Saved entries
::::
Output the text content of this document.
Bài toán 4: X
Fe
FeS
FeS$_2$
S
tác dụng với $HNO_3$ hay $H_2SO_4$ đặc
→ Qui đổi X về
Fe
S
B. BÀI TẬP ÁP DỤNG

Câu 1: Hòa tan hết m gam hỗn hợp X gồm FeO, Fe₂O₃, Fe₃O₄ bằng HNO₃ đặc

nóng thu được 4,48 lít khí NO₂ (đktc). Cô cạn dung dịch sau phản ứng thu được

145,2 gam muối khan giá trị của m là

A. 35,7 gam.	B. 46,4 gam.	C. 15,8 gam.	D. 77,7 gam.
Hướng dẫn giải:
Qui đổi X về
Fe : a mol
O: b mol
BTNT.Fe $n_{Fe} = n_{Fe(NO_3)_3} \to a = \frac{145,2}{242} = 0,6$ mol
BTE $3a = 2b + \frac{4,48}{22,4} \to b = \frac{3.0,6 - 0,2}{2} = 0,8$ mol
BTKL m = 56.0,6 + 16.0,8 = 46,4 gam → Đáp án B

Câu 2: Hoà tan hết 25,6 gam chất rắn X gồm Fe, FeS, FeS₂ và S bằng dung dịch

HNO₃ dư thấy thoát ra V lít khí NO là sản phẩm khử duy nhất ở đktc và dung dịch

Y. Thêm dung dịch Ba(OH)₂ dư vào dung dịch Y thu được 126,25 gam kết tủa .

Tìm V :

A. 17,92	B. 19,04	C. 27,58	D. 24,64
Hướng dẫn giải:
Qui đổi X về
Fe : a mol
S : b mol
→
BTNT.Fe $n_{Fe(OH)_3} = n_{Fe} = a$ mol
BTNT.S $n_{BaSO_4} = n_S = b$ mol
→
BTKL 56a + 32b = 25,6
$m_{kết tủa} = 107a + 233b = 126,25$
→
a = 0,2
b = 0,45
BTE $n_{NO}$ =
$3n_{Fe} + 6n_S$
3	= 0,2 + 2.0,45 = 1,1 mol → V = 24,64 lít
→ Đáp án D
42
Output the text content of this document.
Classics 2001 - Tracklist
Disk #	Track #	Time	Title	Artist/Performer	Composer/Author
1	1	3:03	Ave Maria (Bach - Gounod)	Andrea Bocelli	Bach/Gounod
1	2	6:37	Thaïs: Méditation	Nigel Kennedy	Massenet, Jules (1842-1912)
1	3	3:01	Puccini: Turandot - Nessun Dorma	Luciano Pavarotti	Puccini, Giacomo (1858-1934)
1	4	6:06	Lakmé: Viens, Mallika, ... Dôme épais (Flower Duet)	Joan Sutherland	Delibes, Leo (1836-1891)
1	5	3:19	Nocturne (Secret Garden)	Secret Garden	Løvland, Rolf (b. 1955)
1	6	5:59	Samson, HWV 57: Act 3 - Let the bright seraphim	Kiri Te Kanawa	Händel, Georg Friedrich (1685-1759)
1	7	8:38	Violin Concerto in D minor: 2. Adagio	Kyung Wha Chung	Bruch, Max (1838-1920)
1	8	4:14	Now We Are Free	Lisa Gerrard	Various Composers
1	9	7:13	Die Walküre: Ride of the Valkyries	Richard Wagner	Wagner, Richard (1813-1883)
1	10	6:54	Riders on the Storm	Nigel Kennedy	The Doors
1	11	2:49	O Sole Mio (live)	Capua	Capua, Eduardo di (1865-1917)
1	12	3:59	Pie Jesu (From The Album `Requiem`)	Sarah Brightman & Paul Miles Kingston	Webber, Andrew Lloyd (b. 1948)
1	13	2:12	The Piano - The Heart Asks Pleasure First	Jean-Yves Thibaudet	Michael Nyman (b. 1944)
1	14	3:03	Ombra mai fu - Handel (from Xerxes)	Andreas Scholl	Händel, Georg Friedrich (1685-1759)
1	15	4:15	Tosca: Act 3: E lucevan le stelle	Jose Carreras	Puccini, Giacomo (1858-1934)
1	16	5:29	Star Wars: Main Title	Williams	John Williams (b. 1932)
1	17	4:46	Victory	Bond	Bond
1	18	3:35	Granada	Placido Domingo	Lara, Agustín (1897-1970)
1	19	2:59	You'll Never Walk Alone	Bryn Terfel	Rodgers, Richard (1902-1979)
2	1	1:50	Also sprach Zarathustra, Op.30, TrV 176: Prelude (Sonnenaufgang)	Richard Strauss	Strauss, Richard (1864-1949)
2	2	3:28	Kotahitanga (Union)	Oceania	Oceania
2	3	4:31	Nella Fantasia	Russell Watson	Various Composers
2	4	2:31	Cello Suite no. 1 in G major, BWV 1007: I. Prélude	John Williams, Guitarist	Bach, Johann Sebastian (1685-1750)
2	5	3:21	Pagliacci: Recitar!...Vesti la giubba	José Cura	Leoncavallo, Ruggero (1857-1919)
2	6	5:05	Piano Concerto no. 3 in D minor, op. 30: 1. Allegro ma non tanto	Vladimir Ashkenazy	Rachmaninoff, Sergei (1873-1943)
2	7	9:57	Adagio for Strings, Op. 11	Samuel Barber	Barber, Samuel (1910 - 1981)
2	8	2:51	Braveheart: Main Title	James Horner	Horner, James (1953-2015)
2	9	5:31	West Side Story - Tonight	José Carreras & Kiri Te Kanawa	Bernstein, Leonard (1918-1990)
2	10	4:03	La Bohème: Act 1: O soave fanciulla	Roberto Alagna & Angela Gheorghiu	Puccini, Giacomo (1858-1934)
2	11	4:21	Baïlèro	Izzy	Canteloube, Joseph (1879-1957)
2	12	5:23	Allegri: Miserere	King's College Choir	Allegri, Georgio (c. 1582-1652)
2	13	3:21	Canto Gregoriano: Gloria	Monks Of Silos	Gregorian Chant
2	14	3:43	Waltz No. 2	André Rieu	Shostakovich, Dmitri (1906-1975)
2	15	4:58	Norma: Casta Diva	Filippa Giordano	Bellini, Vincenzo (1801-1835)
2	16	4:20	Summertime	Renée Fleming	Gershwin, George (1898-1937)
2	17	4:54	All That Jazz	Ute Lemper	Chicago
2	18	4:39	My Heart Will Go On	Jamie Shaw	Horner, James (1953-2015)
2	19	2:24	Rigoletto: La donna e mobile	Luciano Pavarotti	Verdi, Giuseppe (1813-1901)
::::
Problem statement:
Retype the entries exactly, including every line.

Written reply:
Output the text content of this document.
Bài toán 4: X
Fe
FeS
FeS$_2$
S
tác dụng với $HNO_3$ hay $H_2SO_4$ đặc
→ Qui đổi X về
Fe
S
B. BÀI TẬP ÁP DỤNG

Câu 1: Hòa tan hết m gam hỗn hợp X gồm FeO, Fe₂O₃, Fe₃O₄ bằng HNO₃ đặc

nóng thu được 4,48 lít khí NO₂ (đktc). Cô cạn dung dịch sau phản ứng thu được

145,2 gam muối khan giá trị của m là

A. 35,7 gam.	B. 46,4 gam.	C. 15,8 gam.	D. 77,7 gam.
Hướng dẫn giải:
Qui đổi X về
Fe : a mol
O: b mol
BTNT.Fe $n_{Fe} = n_{Fe(NO_3)_3} \to a = \frac{145,2}{242} = 0,6$ mol
BTE $3a = 2b + \frac{4,48}{22,4} \to b = \frac{3.0,6 - 0,2}{2} = 0,8$ mol
BTKL m = 56.0,6 + 16.0,8 = 46,4 gam → Đáp án B

Câu 2: Hoà tan hết 25,6 gam chất rắn X gồm Fe, FeS, FeS₂ và S bằng dung dịch

HNO₃ dư thấy thoát ra V lít khí NO là sản phẩm khử duy nhất ở đktc và dung dịch

Y. Thêm dung dịch Ba(OH)₂ dư vào dung dịch Y thu được 126,25 gam kết tủa .

Tìm V :

A. 17,92	B. 19,04	C. 27,58	D. 24,64
Hướng dẫn giải:
Qui đổi X về
Fe : a mol
S : b mol
→
BTNT.Fe $n_{Fe(OH)_3} = n_{Fe} = a$ mol
BTNT.S $n_{BaSO_4} = n_S = b$ mol
→
BTKL 56a + 32b = 25,6
$m_{kết tủa} = 107a + 233b = 126,25$
→
a = 0,2
b = 0,45
BTE $n_{NO}$ =
$3n_{Fe} + 6n_S$
3	= 0,2 + 2.0,45 = 1,1 mol → V = 24,64 lít
→ Đáp án D
42
Output the text content of this document.
Classics 2001 - Tracklist
Disk #	Track #	Time	Title	Artist/Performer	Composer/Author
1	1	3:03	Ave Maria (Bach - Gounod)	Andrea Bocelli	Bach/Gounod
1	2	6:37	Thaïs: Méditation	Nigel Kennedy	Massenet, Jules (1842-1912)
1	3	3:01	Puccini: Turandot - Nessun Dorma	Luciano Pavarotti	Puccini, Giacomo (1858-1934)
1	4	6:06	Lakmé: Viens, Mallika, ... Dôme épais (Flower Duet)	Joan Sutherland	Delibes, Leo (1836-1891)
1	5	3:19	Nocturne (Secret Garden)	Secret Garden	Løvland, Rolf (b. 1955)
1	6	5:59	Samson, HWV 57: Act 3 - Let the bright seraphim	Kiri Te Kanawa	Händel, Georg Friedrich (1685-1759)
1	7	8:38	Violin Concerto in D minor: 2. Adagio	Kyung Wha Chung	Bruch, Max (1838-1920)
1	8	4:14	Now We Are Free	Lisa Gerrard	Various Composers
1	9	7:13	Die Walküre: Ride of the Valkyries	Richard Wagner	Wagner, Richard (1813-1883)
1	10	6:54	Riders on the Storm	Nigel Kennedy	The Doors
1	11	2:49	O Sole Mio (live)	Capua	Capua, Eduardo di (1865-1917)
1	12	3:59	Pie Jesu (From The Album `Requiem`)	Sarah Brightman & Paul Miles Kingston	Webber, Andrew Lloyd (b. 1948)
1	13	2:12	The Piano - The Heart Asks Pleasure First	Jean-Yves Thibaudet	Michael Nyman (b. 1944)
1	14	3:03	Ombra mai fu - Handel (from Xerxes)	Andreas Scholl	Händel, Georg Friedrich (1685-1759)
1	15	4:15	Tosca: Act 3: E lucevan le stelle	Jose Carreras	Puccini, Giacomo (1858-1934)
1	16	5:29	Star Wars: Main Title	Williams	John Williams (b. 1932)
1	17	4:46	Victory	Bond	Bond
1	18	3:35	Granada	Placido Domingo	Lara, Agustín (1897-1970)
1	19	2:59	You'll Never Walk Alone	Bryn Terfel	Rodgers, Richard (1902-1979)
2	1	1:50	Also sprach Zarathustra, Op.30, TrV 176: Prelude (Sonnenaufgang)	Richard Strauss	Strauss, Richard (1864-1949)
2	2	3:28	Kotahitanga (Union)	Oceania	Oceania
2	3	4:31	Nella Fantasia	Russell Watson	Various Composers
2	4	2:31	Cello Suite no. 1 in G major, BWV 1007: I. Prélude	John Williams, Guitarist	Bach, Johann Sebastian (1685-1750)
2	5	3:21	Pagliacci: Recitar!...Vesti la giubba	José Cura	Leoncavallo, Ruggero (1857-1919)
2	6	5:05	Piano Concerto no. 3 in D minor, op. 30: 1. Allegro ma non tanto	Vladimir Ashkenazy	Rachmaninoff, Sergei (1873-1943)
2	7	9:57	Adagio for Strings, Op. 11	Samuel Barber	Barber, Samuel (1910 - 1981)
2	8	2:51	Braveheart: Main Title	James Horner	Horner, James (1953-2015)
2	9	5:31	West Side Story - Tonight	José Carreras & Kiri Te Kanawa	Bernstein, Leonard (1918-1990)
2	10	4:03	La Bohème: Act 1: O soave fanciulla	Roberto Alagna & Angela Gheorghiu	Puccini, Giacomo (1858-1934)
2	11	4:21	Baïlèro	Izzy	Canteloube, Joseph (1879-1957)
2	12	5:23	Allegri: Miserere	King's College Choir	Allegri, Georgio (c. 1582-1652)
2	13	3:21	Canto Gregoriano: Gloria	Monks Of Silos	Gregorian Chant
2	14	3:43	Waltz No. 2	André Rieu	Shostakovich, Dmitri (1906-1975)
2	15	4:58	Norma: Casta Diva	Filippa Giordano	Bellini, Vincenzo (1801-1835)
2	16	4:20	Summertime	Renée Fleming	Gershwin, George (1898-1937)
2	17	4:54	All That Jazz	Ute Lemper	Chicago
2	18	4:39	My Heart Will Go On	Jamie Shaw	Horner, James (1953-2015)
2	19	2:24	Rigoletto: La donna e mobile	Luciano Pavarotti	Verdi, Giuseppe (1813-1901)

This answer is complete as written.